**Task requirements**
Count lines, not occurrences: give the number of lines holding the word "this", and nothing besides.

(begin)

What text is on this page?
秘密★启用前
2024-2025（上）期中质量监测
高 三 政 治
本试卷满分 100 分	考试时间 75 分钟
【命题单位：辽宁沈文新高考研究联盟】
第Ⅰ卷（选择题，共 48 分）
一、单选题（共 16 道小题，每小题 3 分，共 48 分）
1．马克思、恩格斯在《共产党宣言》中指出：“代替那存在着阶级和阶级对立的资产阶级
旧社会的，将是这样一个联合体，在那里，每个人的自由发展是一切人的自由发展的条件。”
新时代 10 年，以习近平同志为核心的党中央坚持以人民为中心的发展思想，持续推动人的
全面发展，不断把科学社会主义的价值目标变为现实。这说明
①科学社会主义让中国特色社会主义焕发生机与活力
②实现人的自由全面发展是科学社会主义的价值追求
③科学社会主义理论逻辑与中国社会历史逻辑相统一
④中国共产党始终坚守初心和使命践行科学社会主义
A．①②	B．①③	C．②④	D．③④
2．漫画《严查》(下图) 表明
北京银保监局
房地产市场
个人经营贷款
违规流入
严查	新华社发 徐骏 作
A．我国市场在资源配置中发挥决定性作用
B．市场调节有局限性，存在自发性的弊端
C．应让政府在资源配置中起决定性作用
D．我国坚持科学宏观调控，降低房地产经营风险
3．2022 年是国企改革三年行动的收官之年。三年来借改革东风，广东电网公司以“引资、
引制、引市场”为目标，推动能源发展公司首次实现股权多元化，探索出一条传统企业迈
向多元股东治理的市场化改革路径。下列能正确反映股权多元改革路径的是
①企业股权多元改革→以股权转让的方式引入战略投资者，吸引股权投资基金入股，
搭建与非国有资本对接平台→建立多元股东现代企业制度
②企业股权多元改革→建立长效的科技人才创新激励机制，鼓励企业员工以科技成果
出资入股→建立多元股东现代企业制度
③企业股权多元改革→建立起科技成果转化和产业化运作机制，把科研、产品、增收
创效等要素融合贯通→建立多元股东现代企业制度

(end)
(begin)

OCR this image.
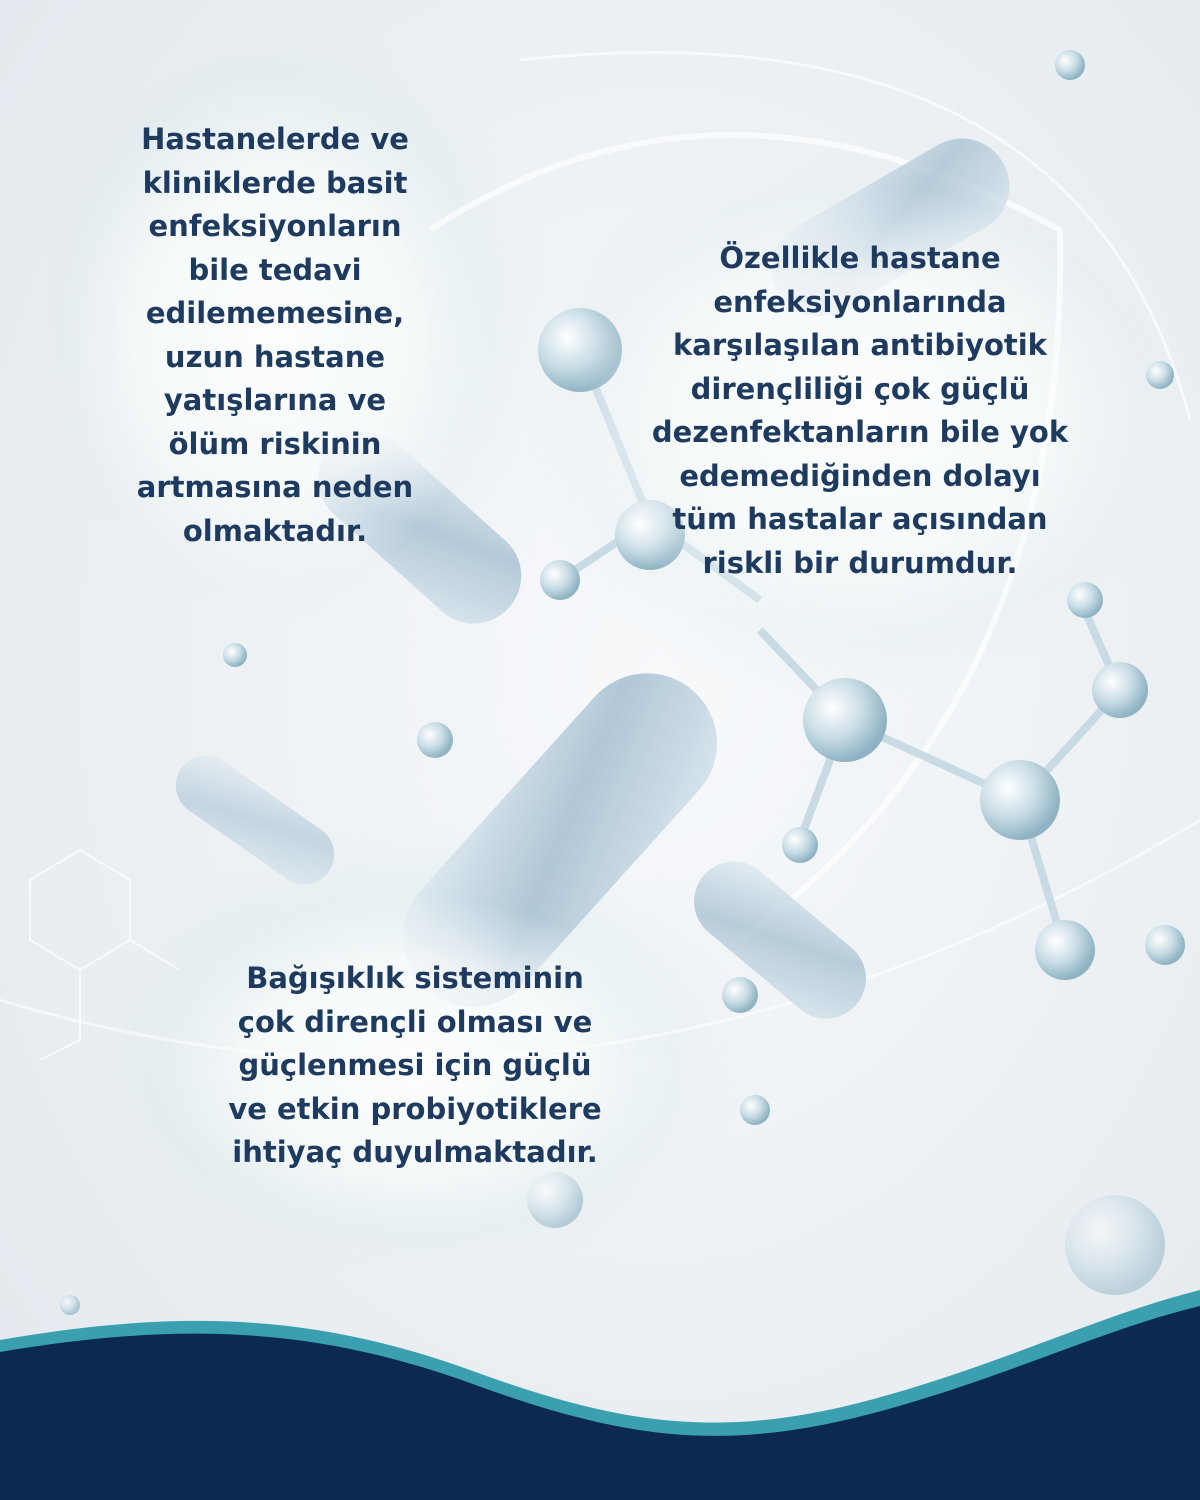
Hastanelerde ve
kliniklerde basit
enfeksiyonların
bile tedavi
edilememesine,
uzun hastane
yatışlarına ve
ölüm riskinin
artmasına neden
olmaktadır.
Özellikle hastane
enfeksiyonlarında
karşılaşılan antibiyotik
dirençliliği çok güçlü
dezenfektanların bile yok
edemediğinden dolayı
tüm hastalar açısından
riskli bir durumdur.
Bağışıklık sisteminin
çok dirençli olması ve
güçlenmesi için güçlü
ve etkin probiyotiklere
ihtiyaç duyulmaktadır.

(end)

**Right answer**
2